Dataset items
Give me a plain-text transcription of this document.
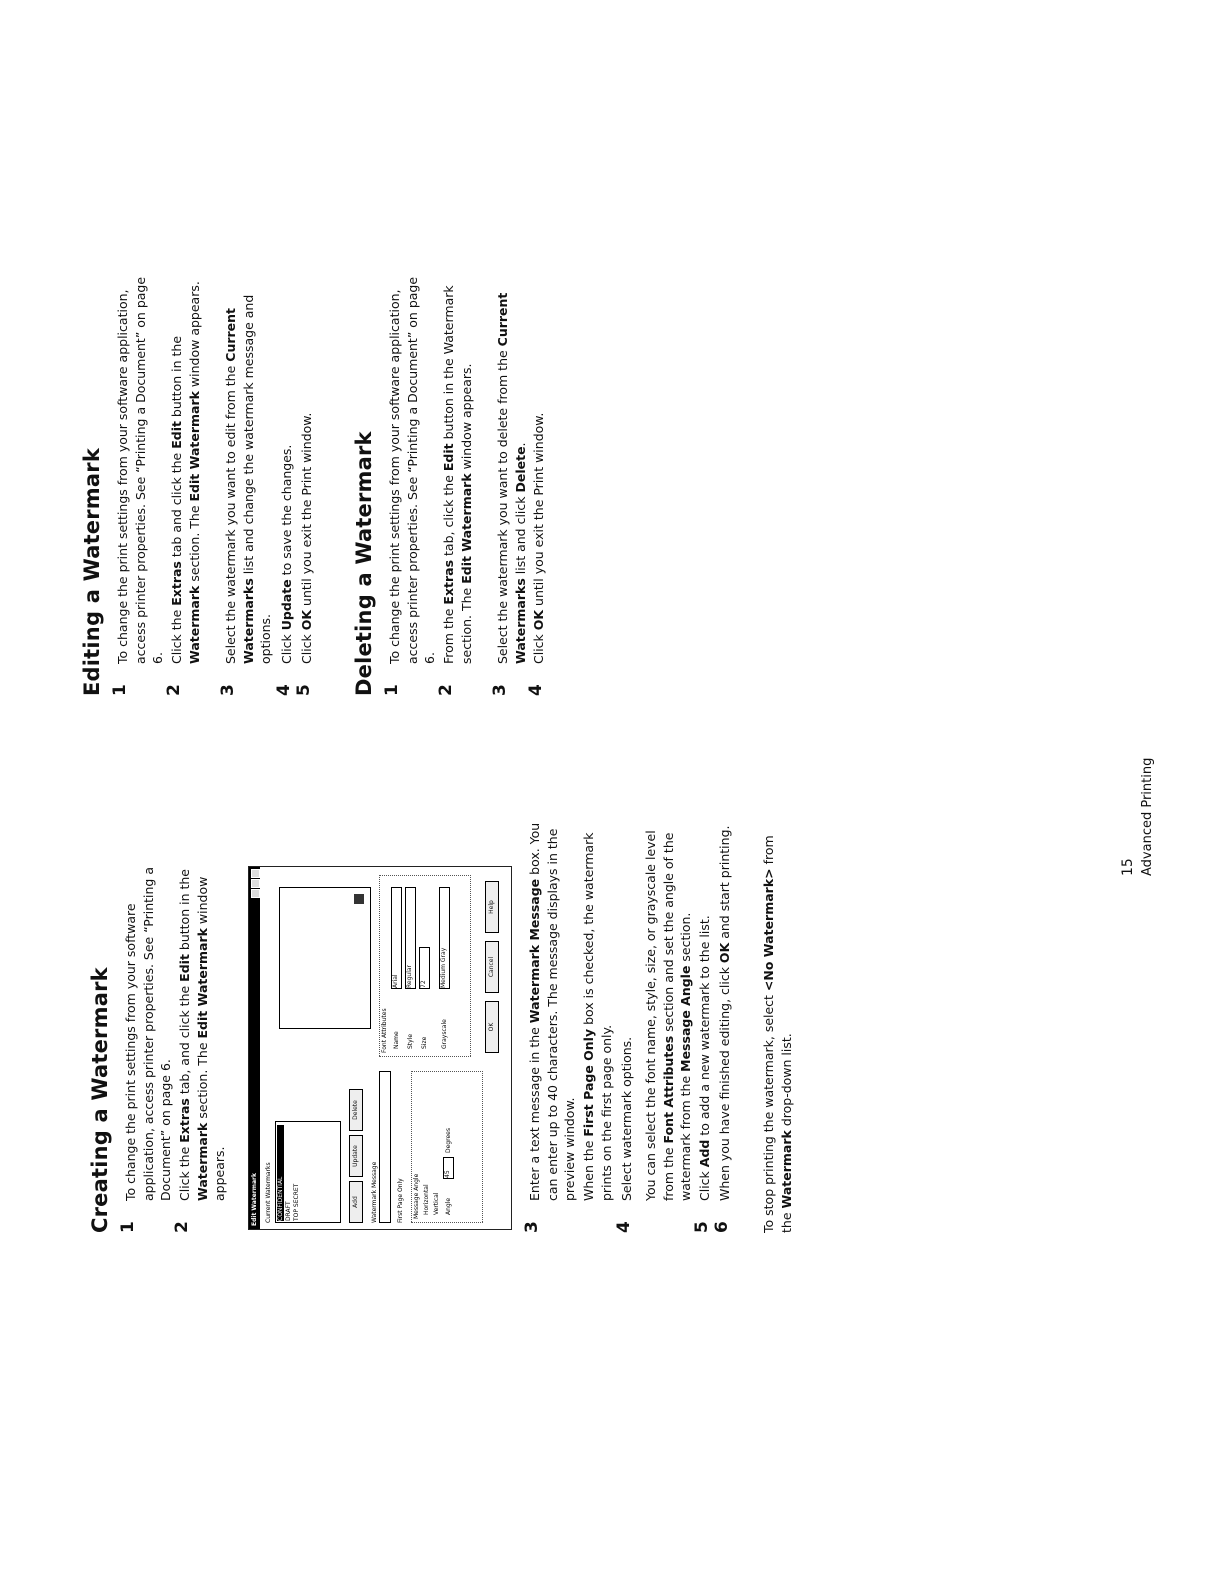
Creating a Watermark 1
To change the print settings from your software application, access printer properties. See “Printing a Document” on page 6.
2
Click the Extras tab, and click the Edit button in the Watermark section. The Edit Watermark window appears.
3
Enter a text message in the Watermark Message box. You can enter up to 40 characters. The message displays in the preview window. When the First Page Only box is checked, the watermark prints on the first page only.
4
Select watermark options. You can select the font name, style, size, or grayscale level from the Font Attributes section and set the angle of the watermark from the Message Angle section.
5
Click Add to add a new watermark to the list.
6
When you have finished editing, click OK and start printing.
To stop printing the watermark, select <No Watermark> from the Watermark drop-down list.
Edit Watermark	Current Watermarks CONFIDENTIAL DRAFT TOP SECRET	Add
Update
Delete
Watermark Message	First Page Only Message Angle Horizontal Vertical Angle
45
Degrees
Font Attributes Name
Arial
Style
Regular
Size
72
Grayscale
Medium Gray
OK
Cancel
Help
Editing a Watermark 1
To change the print settings from your software application, access printer properties. See “Printing a Document” on page 6.
2
Click the Extras tab and click the Edit button in the Watermark section. The Edit Watermark window appears.
3
Select the watermark you want to edit from the Current Watermarks list and change the watermark message and options.
4
Click Update to save the changes.
5
Click OK until you exit the Print window. Deleting a Watermark 1
To change the print settings from your software application, access printer properties. See “Printing a Document” on page 6.
2
From the Extras tab, click the Edit button in the Watermark section. The Edit Watermark window appears.
3
Select the watermark you want to delete from the Current Watermarks list and click Delete.
4
Click OK until you exit the Print window.
15 Advanced Printing
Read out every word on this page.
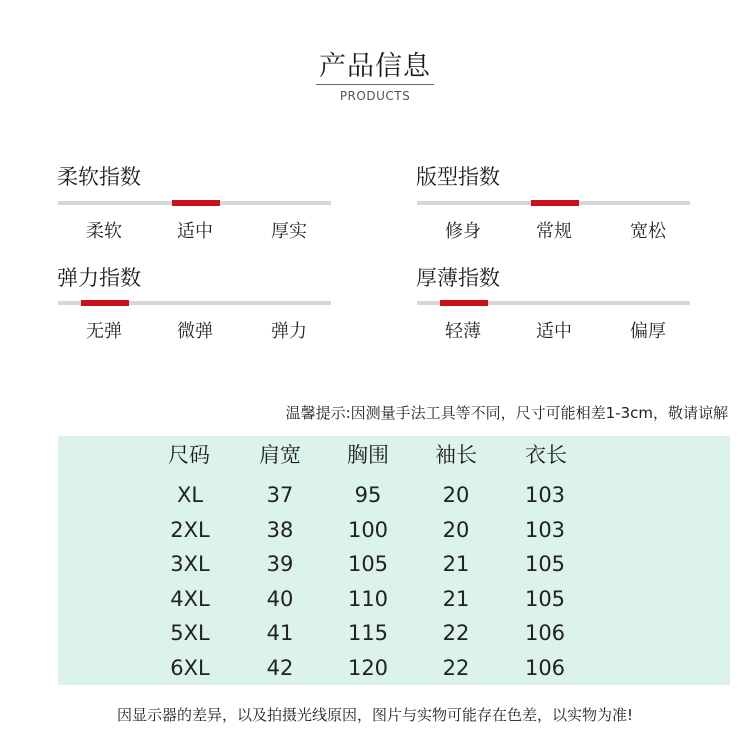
产品信息
PRODUCTS
柔软指数
柔软	适中	厚实
版型指数
修身	常规	宽松
弹力指数
无弹	微弹	弹力
厚薄指数
轻薄	适中	偏厚
温馨提示:因测量手法工具等不同，尺寸可能相差1-3cm，敬请谅解
尺码	肩宽	胸围	袖长	衣长
XL	37	95	20	103
2XL	38	100	20	103
3XL	39	105	21	105
4XL	40	110	21	105
5XL	41	115	22	106
6XL	42	120	22	106
因显示器的差异，以及拍摄光线原因，图片与实物可能存在色差，以实物为准!
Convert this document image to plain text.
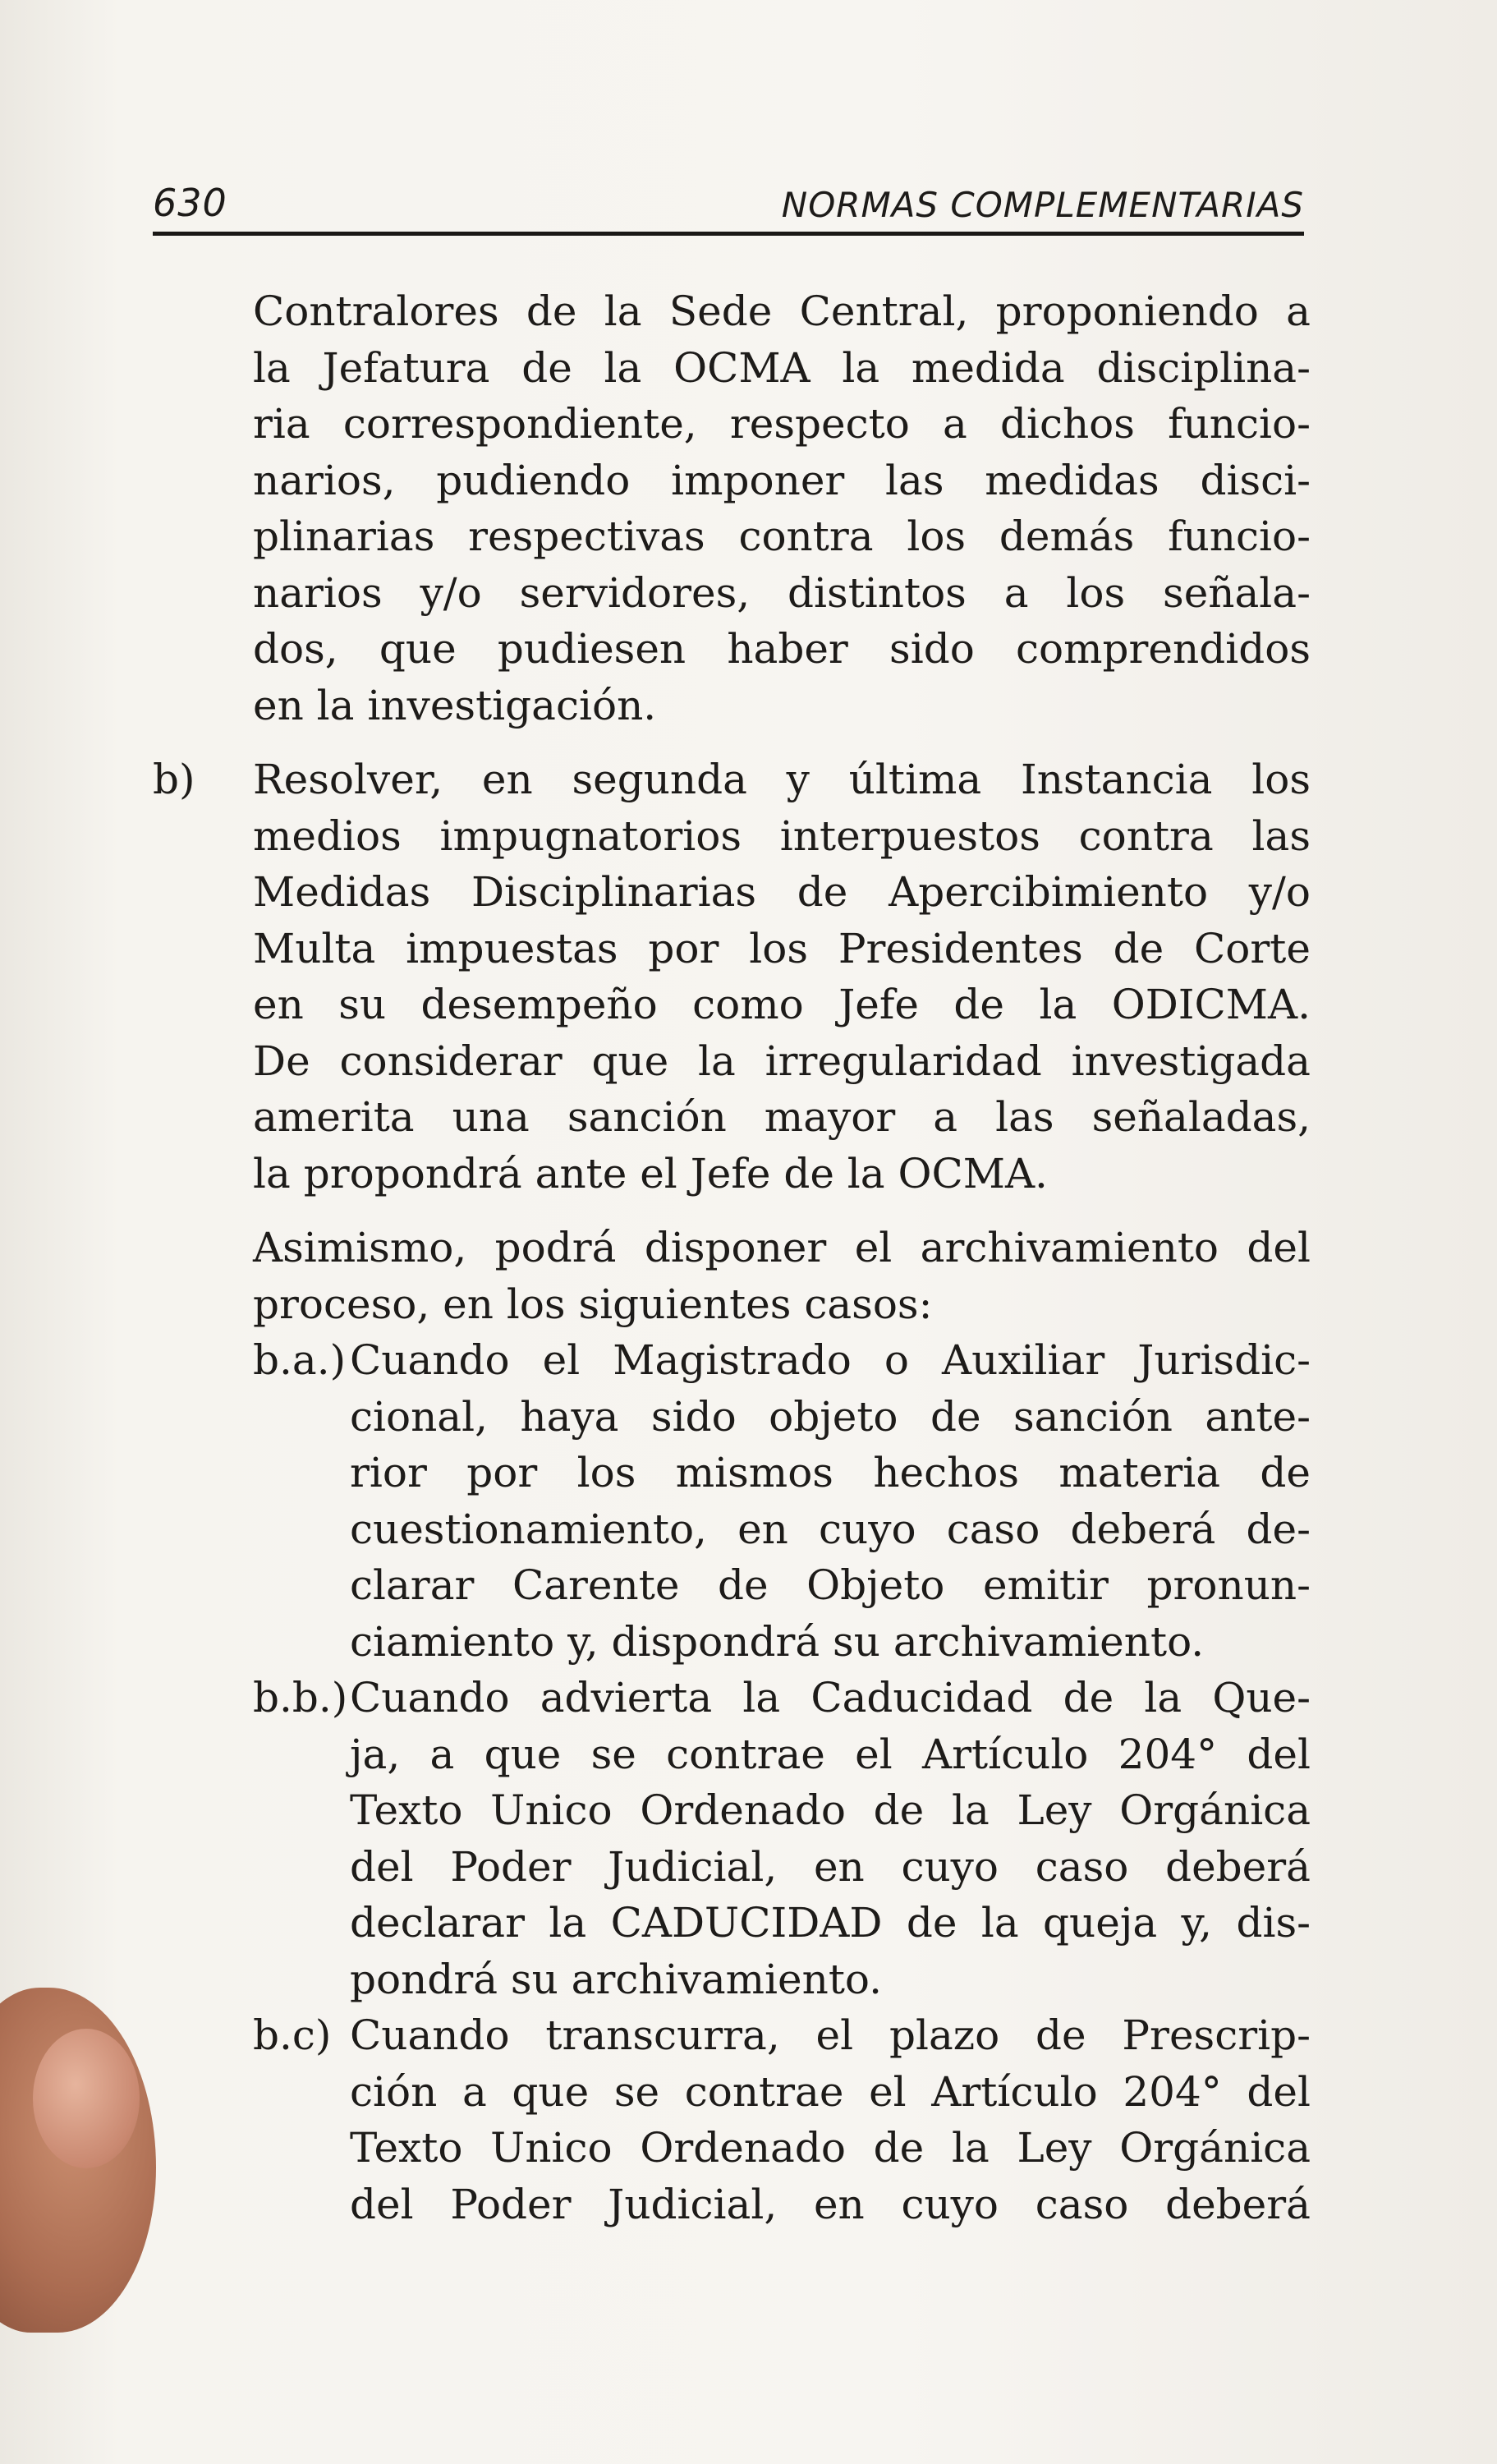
630	NORMAS COMPLEMENTARIAS
Contralores de la Sede Central, proponiendo a
la Jefatura de la OCMA la medida disciplina-
ria correspondiente, respecto a dichos funcio-
narios, pudiendo imponer las medidas disci-
plinarias respectivas contra los demás funcio-
narios y/o servidores, distintos a los señala-
dos, que pudiesen haber sido comprendidos
en la investigación.
b) Resolver, en segunda y última Instancia los
medios impugnatorios interpuestos contra las
Medidas Disciplinarias de Apercibimiento y/o
Multa impuestas por los Presidentes de Corte
en su desempeño como Jefe de la ODICMA.
De considerar que la irregularidad investigada
amerita una sanción mayor a las señaladas,
la propondrá ante el Jefe de la OCMA.
Asimismo, podrá disponer el archivamiento del
proceso, en los siguientes casos:
b.a.) Cuando el Magistrado o Auxiliar Jurisdic-
cional, haya sido objeto de sanción ante-
rior por los mismos hechos materia de
cuestionamiento, en cuyo caso deberá de-
clarar Carente de Objeto emitir pronun-
ciamiento y, dispondrá su archivamiento.
b.b.) Cuando advierta la Caducidad de la Que-
ja, a que se contrae el Artículo 204° del
Texto Unico Ordenado de la Ley Orgánica
del Poder Judicial, en cuyo caso deberá
declarar la CADUCIDAD de la queja y, dis-
pondrá su archivamiento.
b.c) Cuando transcurra, el plazo de Prescrip-
ción a que se contrae el Artículo 204° del
Texto Unico Ordenado de la Ley Orgánica
del Poder Judicial, en cuyo caso deberá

— INSTRUCTIONS TO FOLLOW —
Identify the lines that hold the word "want". Copy every one of them.

— EXPECTED OUTPUT —
Select the watermark you want to edit from the Current Watermarks list and change the watermark message and options.
Select the watermark you want to delete from the Current Watermarks list and click Delete.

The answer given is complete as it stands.